Data records:
★ ★ ★ ★ ★

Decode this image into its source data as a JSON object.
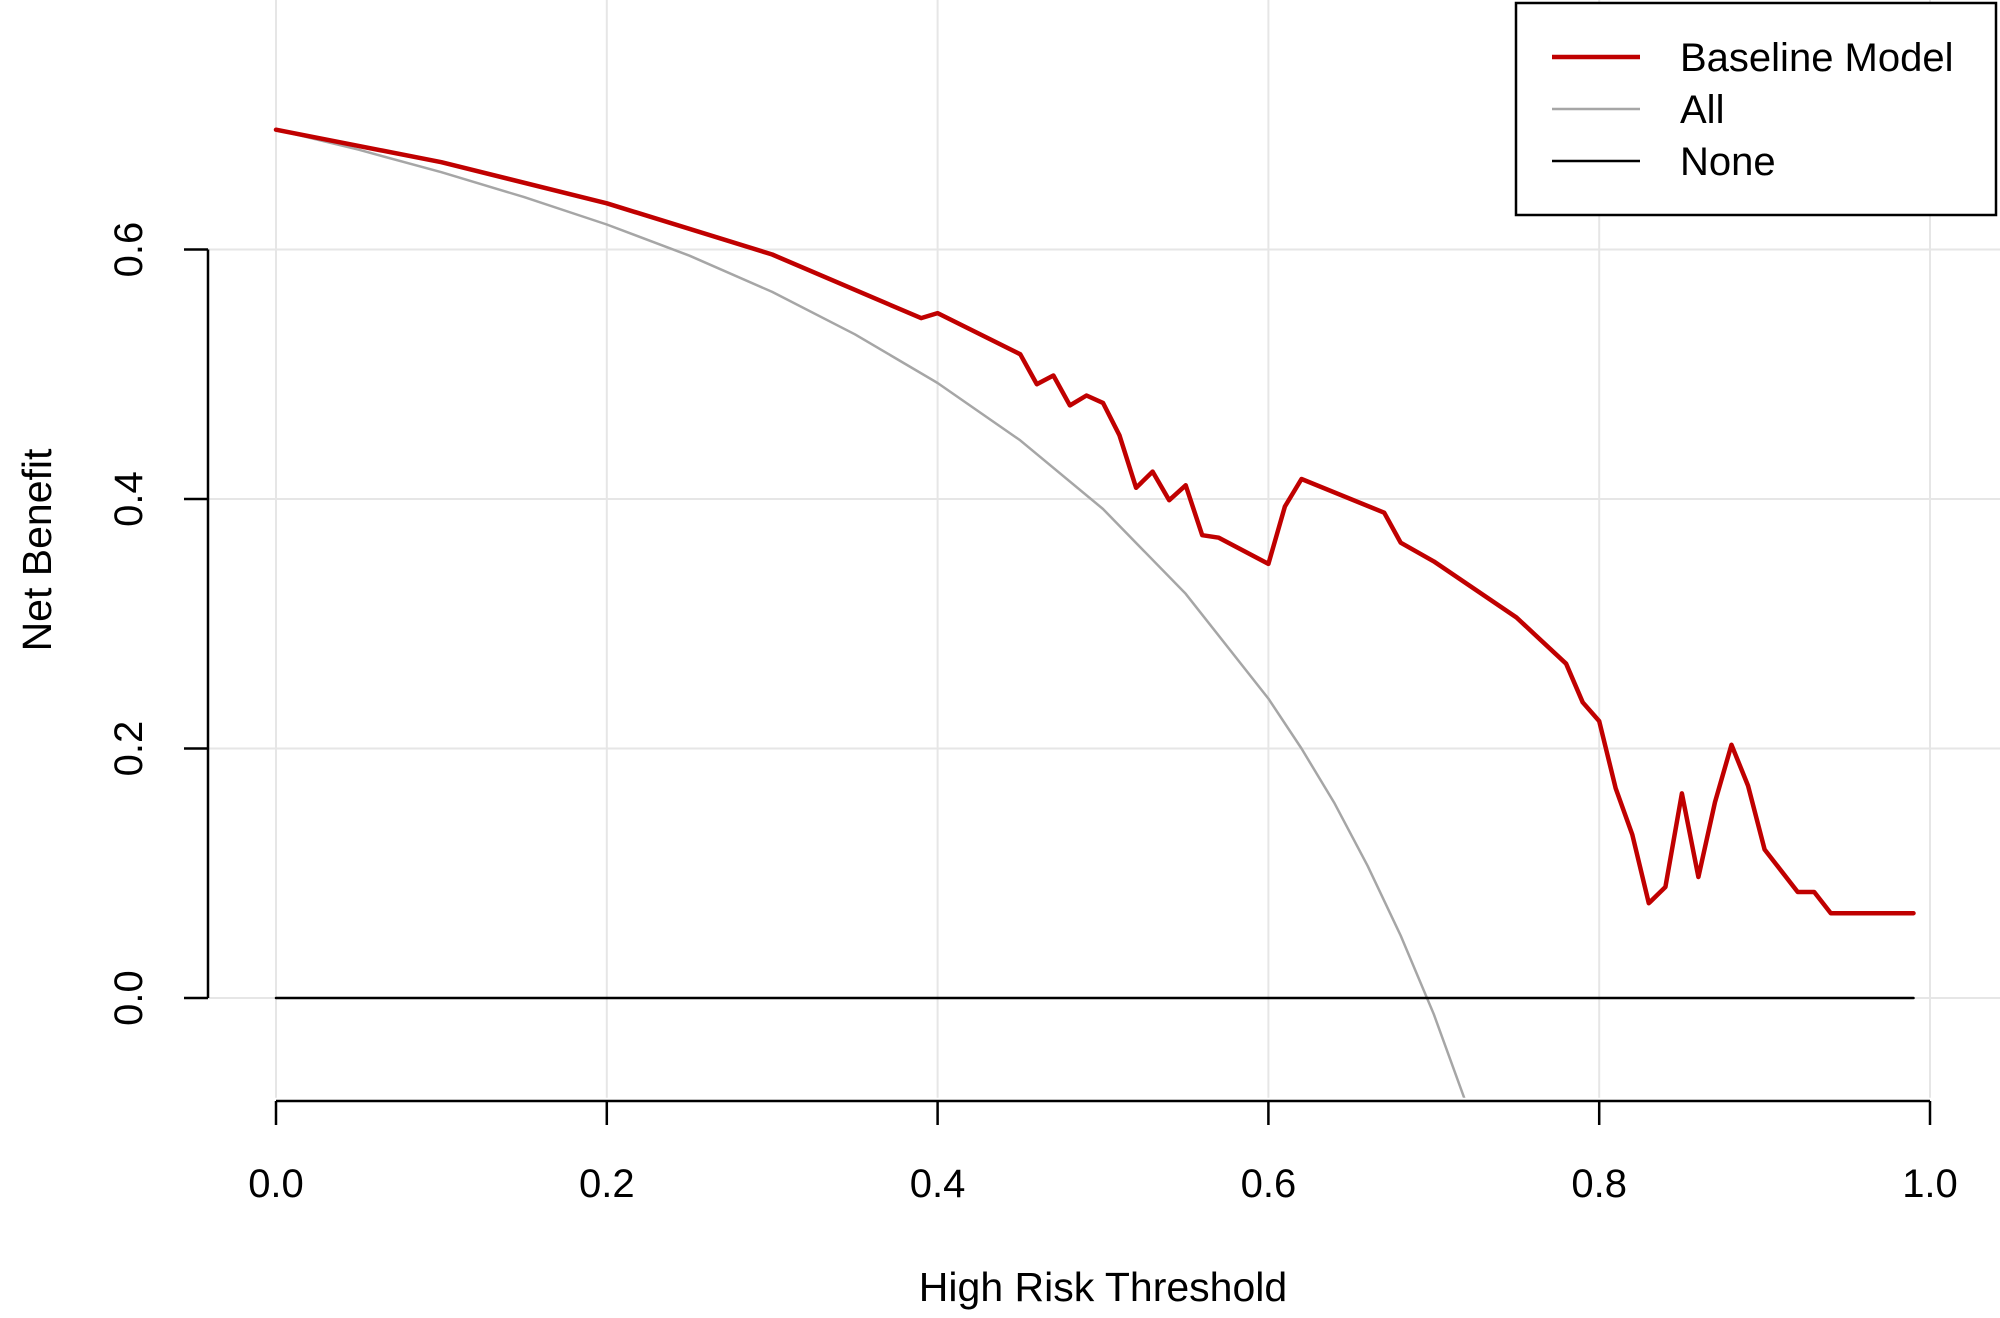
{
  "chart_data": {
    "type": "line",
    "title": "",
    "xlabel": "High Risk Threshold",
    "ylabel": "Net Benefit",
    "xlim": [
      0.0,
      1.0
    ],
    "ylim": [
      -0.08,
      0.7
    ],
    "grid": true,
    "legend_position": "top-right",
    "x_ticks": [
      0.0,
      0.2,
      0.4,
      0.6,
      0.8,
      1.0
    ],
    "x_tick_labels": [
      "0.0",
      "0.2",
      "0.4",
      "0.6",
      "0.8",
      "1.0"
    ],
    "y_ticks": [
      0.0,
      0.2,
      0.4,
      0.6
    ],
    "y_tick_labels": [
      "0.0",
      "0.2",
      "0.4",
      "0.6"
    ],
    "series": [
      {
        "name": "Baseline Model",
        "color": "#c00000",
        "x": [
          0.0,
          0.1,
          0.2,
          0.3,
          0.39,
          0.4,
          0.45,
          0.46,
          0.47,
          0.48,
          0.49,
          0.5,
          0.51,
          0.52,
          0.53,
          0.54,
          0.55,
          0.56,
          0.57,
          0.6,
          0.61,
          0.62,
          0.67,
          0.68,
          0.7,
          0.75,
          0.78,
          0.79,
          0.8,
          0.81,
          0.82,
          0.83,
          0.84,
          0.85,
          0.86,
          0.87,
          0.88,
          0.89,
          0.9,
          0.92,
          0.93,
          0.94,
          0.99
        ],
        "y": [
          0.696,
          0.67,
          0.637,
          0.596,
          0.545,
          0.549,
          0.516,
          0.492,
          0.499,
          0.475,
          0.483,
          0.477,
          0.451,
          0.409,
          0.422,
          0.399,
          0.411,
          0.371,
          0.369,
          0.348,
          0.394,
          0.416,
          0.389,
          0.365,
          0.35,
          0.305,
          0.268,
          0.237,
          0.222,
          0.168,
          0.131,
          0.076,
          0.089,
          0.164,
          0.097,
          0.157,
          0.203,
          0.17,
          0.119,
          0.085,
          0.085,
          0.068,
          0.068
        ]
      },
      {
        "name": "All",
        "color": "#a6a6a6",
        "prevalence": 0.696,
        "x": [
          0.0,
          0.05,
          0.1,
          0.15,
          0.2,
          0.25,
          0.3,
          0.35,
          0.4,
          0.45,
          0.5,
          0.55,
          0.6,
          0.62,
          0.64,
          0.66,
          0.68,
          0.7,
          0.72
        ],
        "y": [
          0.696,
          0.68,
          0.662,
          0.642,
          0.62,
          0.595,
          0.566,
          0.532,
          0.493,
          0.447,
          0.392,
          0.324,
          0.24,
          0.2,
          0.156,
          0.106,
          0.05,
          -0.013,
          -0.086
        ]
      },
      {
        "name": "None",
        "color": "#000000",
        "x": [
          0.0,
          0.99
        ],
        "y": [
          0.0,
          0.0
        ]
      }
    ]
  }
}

★ ★ ★ ★ ★

Goal: Repeat the listing above exactly, with no pictures.

Response to the exercise:
Decode this image into its source data as a JSON object.
{
  "chart_data": {
    "type": "line",
    "title": "",
    "xlabel": "High Risk Threshold",
    "ylabel": "Net Benefit",
    "xlim": [
      0.0,
      1.0
    ],
    "ylim": [
      -0.08,
      0.7
    ],
    "grid": true,
    "legend_position": "top-right",
    "x_ticks": [
      0.0,
      0.2,
      0.4,
      0.6,
      0.8,
      1.0
    ],
    "x_tick_labels": [
      "0.0",
      "0.2",
      "0.4",
      "0.6",
      "0.8",
      "1.0"
    ],
    "y_ticks": [
      0.0,
      0.2,
      0.4,
      0.6
    ],
    "y_tick_labels": [
      "0.0",
      "0.2",
      "0.4",
      "0.6"
    ],
    "series": [
      {
        "name": "Baseline Model",
        "color": "#c00000",
        "x": [
          0.0,
          0.1,
          0.2,
          0.3,
          0.39,
          0.4,
          0.45,
          0.46,
          0.47,
          0.48,
          0.49,
          0.5,
          0.51,
          0.52,
          0.53,
          0.54,
          0.55,
          0.56,
          0.57,
          0.6,
          0.61,
          0.62,
          0.67,
          0.68,
          0.7,
          0.75,
          0.78,
          0.79,
          0.8,
          0.81,
          0.82,
          0.83,
          0.84,
          0.85,
          0.86,
          0.87,
          0.88,
          0.89,
          0.9,
          0.92,
          0.93,
          0.94,
          0.99
        ],
        "y": [
          0.696,
          0.67,
          0.637,
          0.596,
          0.545,
          0.549,
          0.516,
          0.492,
          0.499,
          0.475,
          0.483,
          0.477,
          0.451,
          0.409,
          0.422,
          0.399,
          0.411,
          0.371,
          0.369,
          0.348,
          0.394,
          0.416,
          0.389,
          0.365,
          0.35,
          0.305,
          0.268,
          0.237,
          0.222,
          0.168,
          0.131,
          0.076,
          0.089,
          0.164,
          0.097,
          0.157,
          0.203,
          0.17,
          0.119,
          0.085,
          0.085,
          0.068,
          0.068
        ]
      },
      {
        "name": "All",
        "color": "#a6a6a6",
        "prevalence": 0.696,
        "x": [
          0.0,
          0.05,
          0.1,
          0.15,
          0.2,
          0.25,
          0.3,
          0.35,
          0.4,
          0.45,
          0.5,
          0.55,
          0.6,
          0.62,
          0.64,
          0.66,
          0.68,
          0.7,
          0.72
        ],
        "y": [
          0.696,
          0.68,
          0.662,
          0.642,
          0.62,
          0.595,
          0.566,
          0.532,
          0.493,
          0.447,
          0.392,
          0.324,
          0.24,
          0.2,
          0.156,
          0.106,
          0.05,
          -0.013,
          -0.086
        ]
      },
      {
        "name": "None",
        "color": "#000000",
        "x": [
          0.0,
          0.99
        ],
        "y": [
          0.0,
          0.0
        ]
      }
    ]
  }
}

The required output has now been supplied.